Actividades:
(A) Copia el pasaje del texto sobre el México de antaño entre "Decía yo, los" y "fuera a platicar.", ambos inclusive, sustituyendo "conductor" por "chofer".
(B) Según el texto sobre el México de antaño, ¿cuál era entonces el sitio turístico por excelencia?
(C) Escribe la continuación del texto sobre el México de antaño a partir de su última oración.

Texto seleccionado:
══════════════════════════════

Era un México pintoresco, al que le cantaban Jorge Negrete y Pedro
Infante, a quienes escuchábamos a través de la XEW en radio de bulbos, cuando
no imaginábamos que iban a existir la televisión y todo lo que hoy conocemos de
aparatos digitales; un México al que dejaba boquiabierto la Tongolele y Rosa
Carmina, rumberas antecedente de las encueratrices de después; al que hacía reír
Cantinflas, Tin Tan y Viruta y Capulina; al que deleitaba con sus falsetes
Miguel Aceves Mejía; al que entretenía en sus películas Luis Aguilar; al que
causaba admiración Miroslava, María Félix y Dolores del Río; cuando el sitio
turístico por excelencia era Xochimilco con sus chalupas o trajineras, y la
prenda de moda eran los rebosos, hermosos por cierto.
Apenas iniciaba el servicio de ADO en unos autobusitos “chatos” (hasta
que llegaron no los conocíamos en México, pues todos los camiones de pasajeros
tenían “trompa”) que eran la admiración de todos. Yo recuerdo que incluso quien
tenía la oportunidad de subirse a uno de ellos se sentía y en realidad era un
privilegiado. Hasta entonces era la primera vez que se conocía el servicio de
autobuses de primera y era una verdadera novedad que el autobús no hiciera
parada sino hasta que llegaba a la terminal (a diferencia de los de “segunda”
que lo hacían donde quiera), e incluso estaba prohibido que se abrieran las
ventanillas.
Decía yo, los provincianos de entonces, cuando regresaban de la capital
del país, para que “todo mundo” los viera en su pueblo, se exponían a que les
llamara la atención el conductor pero abrían la ventanilla y sacaban la cabeza
con la intención de que alguien los reconociera y fuera a platicar.
Pero todo esto me lo hizo recordar, como aquel pedazo de magdalena
mojado en té hace aflorar los recuerdos a Marcel Proust que le alcanzan para
escribir siete partes, siete libros, de su famosa obra En busca del tiempo perdido, un boletín de prensa que emitió la
Legislatura el pasado viernes 24, que dio cuenta que algunos diputados locales
fueron a la ciudad de México al congreso de la CONECOL y antes de regresar se
tomaron “la foto del recuerdo” teniendo como fondo el Palacio de Bellas Artes.
Como buenos provincianos, ahí se ven, con cara de asustados, los diputados Alfredo Gándara Andrade, Antonino Bazxi
Mata, María del Carmen Pontón Villa, Carlos Ernesto Hernández Hernández, Víctor
Román Jiménez Rodríguez, Jorge Vera Hernández, Octavio Pérez Garay, Leandro
Rafael García Bringas, Ignacio Enrique Valencia Morales y Gabriela Arango Gibb.

══════════════════════════════

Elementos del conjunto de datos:
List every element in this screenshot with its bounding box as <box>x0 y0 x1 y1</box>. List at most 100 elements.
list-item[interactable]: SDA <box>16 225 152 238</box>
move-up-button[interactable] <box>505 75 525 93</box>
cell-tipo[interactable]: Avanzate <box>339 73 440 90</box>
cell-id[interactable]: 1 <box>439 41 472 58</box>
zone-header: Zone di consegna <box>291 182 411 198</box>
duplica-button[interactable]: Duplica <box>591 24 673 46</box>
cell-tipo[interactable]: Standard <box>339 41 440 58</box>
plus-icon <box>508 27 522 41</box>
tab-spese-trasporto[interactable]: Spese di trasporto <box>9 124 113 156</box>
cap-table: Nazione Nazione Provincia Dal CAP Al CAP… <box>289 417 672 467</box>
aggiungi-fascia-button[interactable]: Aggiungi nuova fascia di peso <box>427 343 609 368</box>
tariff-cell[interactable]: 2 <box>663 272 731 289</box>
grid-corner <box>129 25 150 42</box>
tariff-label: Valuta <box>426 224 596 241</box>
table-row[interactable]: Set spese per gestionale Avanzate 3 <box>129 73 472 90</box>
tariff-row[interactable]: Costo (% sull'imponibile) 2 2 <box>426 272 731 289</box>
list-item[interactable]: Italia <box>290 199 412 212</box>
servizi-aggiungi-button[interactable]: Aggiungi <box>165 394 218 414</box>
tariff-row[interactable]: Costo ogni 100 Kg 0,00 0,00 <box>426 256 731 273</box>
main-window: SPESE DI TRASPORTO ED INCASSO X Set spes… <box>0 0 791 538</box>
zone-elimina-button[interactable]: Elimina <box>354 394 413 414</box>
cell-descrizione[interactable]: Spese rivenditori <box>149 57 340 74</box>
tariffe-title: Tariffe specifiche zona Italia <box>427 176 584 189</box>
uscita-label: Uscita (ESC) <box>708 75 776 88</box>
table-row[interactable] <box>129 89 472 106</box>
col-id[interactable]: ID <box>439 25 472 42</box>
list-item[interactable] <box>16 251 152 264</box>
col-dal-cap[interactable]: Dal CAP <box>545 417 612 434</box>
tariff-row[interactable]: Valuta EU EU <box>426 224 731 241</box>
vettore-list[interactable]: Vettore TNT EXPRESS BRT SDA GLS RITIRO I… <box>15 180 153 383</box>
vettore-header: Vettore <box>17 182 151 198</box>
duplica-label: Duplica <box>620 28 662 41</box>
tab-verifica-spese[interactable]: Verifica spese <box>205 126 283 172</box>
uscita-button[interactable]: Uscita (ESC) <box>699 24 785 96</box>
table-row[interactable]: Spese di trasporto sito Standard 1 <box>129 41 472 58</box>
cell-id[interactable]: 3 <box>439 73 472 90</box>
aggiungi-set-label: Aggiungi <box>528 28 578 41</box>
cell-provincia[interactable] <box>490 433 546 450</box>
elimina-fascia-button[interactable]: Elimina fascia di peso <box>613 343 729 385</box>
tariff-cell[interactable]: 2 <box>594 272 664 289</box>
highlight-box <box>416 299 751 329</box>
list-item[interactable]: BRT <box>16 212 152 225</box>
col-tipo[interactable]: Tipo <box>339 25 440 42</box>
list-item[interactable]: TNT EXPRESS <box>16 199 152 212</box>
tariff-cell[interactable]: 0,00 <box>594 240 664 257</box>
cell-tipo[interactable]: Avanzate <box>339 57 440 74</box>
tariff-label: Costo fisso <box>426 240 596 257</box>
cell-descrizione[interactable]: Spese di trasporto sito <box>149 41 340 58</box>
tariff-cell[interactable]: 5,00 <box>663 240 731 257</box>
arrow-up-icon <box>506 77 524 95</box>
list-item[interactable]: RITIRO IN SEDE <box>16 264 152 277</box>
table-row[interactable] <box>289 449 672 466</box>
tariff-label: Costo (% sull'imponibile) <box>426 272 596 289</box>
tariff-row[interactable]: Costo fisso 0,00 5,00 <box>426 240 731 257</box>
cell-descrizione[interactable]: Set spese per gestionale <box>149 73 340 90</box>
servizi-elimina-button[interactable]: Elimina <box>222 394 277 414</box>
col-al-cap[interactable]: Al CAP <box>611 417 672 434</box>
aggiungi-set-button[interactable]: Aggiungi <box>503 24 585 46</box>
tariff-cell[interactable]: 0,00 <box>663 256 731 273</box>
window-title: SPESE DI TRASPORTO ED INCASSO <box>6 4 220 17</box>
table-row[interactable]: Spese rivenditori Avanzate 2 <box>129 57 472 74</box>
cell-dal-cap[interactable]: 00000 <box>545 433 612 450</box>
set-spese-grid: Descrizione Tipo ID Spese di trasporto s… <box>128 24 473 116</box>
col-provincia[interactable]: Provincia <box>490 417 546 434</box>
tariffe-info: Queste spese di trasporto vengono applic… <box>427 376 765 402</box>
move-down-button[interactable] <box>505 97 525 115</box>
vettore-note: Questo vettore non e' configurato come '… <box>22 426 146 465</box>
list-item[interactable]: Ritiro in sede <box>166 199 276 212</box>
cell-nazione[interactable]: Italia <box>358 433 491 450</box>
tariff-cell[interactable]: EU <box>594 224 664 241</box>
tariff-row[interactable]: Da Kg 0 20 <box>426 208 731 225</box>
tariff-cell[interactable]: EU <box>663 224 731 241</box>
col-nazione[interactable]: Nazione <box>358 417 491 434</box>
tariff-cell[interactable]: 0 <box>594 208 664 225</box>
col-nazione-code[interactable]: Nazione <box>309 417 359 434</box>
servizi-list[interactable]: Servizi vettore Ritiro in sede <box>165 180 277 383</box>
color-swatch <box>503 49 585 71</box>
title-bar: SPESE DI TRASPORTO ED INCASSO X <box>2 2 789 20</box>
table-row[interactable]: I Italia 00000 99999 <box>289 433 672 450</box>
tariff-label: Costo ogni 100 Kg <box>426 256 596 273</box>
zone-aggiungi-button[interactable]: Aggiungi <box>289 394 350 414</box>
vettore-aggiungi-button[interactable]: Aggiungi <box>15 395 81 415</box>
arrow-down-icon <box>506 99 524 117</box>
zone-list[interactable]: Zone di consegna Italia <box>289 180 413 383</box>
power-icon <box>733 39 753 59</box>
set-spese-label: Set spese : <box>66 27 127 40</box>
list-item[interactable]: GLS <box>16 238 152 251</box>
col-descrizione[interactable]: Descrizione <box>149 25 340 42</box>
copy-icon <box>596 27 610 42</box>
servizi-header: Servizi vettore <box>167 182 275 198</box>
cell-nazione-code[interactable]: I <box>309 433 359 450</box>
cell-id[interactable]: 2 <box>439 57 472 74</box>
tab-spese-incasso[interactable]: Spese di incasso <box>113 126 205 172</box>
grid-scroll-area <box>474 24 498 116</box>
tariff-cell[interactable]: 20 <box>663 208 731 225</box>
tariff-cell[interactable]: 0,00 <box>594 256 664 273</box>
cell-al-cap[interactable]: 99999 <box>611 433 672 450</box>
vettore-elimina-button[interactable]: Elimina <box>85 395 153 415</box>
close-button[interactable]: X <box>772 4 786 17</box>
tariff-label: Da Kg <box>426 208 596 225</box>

══════════════════════════════

Respuestas:
(A)
Decía yo, los provincianos de entonces, cuando regresaban de la capital
del país, para que “todo mundo” los viera en su pueblo, se exponían a que les
llamara la atención el chofer pero abrían la ventanilla y sacaban la cabeza
con la intención de que alguien los reconociera y fuera a platicar.

(B) Xochimilco, con sus chalupas o trajineras.

(C)
En el boletín se dice que es la “foto oficial” con todos sus homólogos del
país, pero no, no es un foto de grupo, se les ve sólo a ellos.
Mejor se hubieran hecho fotografiar en
el Cerro del Tepeyac, o en Xochimilco arriba de una chalupa, o ya de perdida
ante la fachada de lo que queda del Teatro Blanquita, para demostrarnos que
fueron a la capirucha, se hubieran puesto un sombrero de charro, ellos con un
sarape al hombro, ellas con su rebozo, y si hubiera sido posible con unos
nopales sobre la cabeza como adorno. Qué provincianos nuestros diputados. Quizá
eso refleja porqué el nivel de la actual Legislatura. A ellos los lleva, en
camioneta especial, un chofer que conoce la ciudad de México, pero creo que son
de los que si van solos, se pierden. ¡Ay México de mis recuerdos! Si supieras
que te honran todavía unos diputados locales veracruzanos pintorescos.
Detalle
El domingo, dos alcaldes, expresamente
invitados, acompañaron al senador José Francisco Yunes Zorrilla a su encuentro
con los periodistas en su conferencia de prensa en el World Trade Center: el de
Xalapa, Américo Zúñiga Martínez, y el de Banderilla, Esteban Acosta Lagunes.
¿Américo posible próximo Secretario de Gobierno? A Pepe nunca se le despegaron
sus fieles y eficaces colaboradores, Pablo González Madrazo, su secretario particular,
y José “Pepe” Benítez Bretón, su hombre de confianza y logística, actualmente
subdirector Operativo del DIF Municipal de Xalapa.